- Short problem -
Note each line that includes the word "Semi". Copy those lines.

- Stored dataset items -
________

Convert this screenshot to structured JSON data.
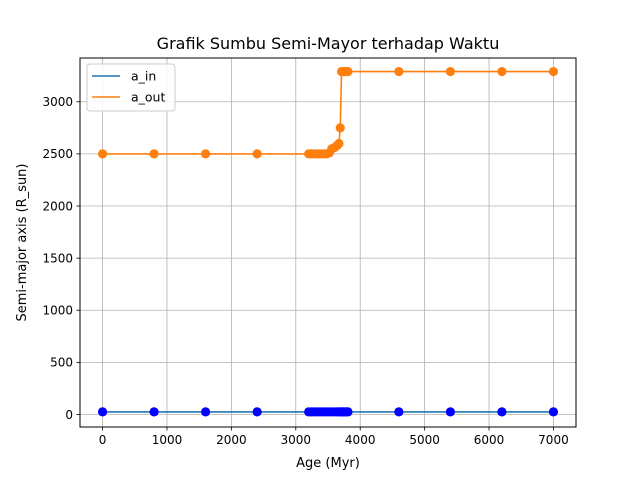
{
  "chart_data": {
    "type": "line",
    "title": "Grafik Sumbu Semi-Mayor terhadap Waktu",
    "xlabel": "Age (Myr)",
    "ylabel": "Semi-major axis (R_sun)",
    "xlim": [
      -350,
      7350
    ],
    "ylim": [
      -120,
      3420
    ],
    "xticks": [
      0,
      1000,
      2000,
      3000,
      4000,
      5000,
      6000,
      7000
    ],
    "yticks": [
      0,
      500,
      1000,
      1500,
      2000,
      2500,
      3000
    ],
    "grid": true,
    "legend_position": "top-left",
    "series": [
      {
        "name": "a_in",
        "color": "#1f77b4",
        "marker_color": "#0000ff",
        "x": [
          0,
          800,
          1600,
          2400,
          3200,
          3240,
          3280,
          3320,
          3360,
          3400,
          3440,
          3480,
          3520,
          3560,
          3600,
          3640,
          3670,
          3690,
          3710,
          3730,
          3750,
          3770,
          3790,
          3810,
          4600,
          5400,
          6200,
          7000
        ],
        "y": [
          25,
          25,
          25,
          25,
          25,
          25,
          25,
          25,
          25,
          25,
          25,
          25,
          25,
          25,
          25,
          25,
          25,
          25,
          25,
          25,
          25,
          25,
          25,
          25,
          25,
          25,
          25,
          25
        ]
      },
      {
        "name": "a_out",
        "color": "#ff7f0e",
        "marker_color": "#ff7f0e",
        "x": [
          0,
          800,
          1600,
          2400,
          3200,
          3240,
          3280,
          3320,
          3360,
          3400,
          3440,
          3480,
          3520,
          3560,
          3600,
          3640,
          3670,
          3690,
          3710,
          3730,
          3750,
          3770,
          3790,
          3810,
          4600,
          5400,
          6200,
          7000
        ],
        "y": [
          2500,
          2500,
          2500,
          2500,
          2500,
          2500,
          2500,
          2500,
          2500,
          2500,
          2500,
          2500,
          2510,
          2550,
          2560,
          2580,
          2600,
          2750,
          3290,
          3290,
          3290,
          3290,
          3290,
          3290,
          3290,
          3290,
          3290,
          3290
        ]
      }
    ]
  }
}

________

- Written response -
    "title": "Grafik Sumbu Semi-Mayor terhadap Waktu",
    "ylabel": "Semi-major axis (R_sun)",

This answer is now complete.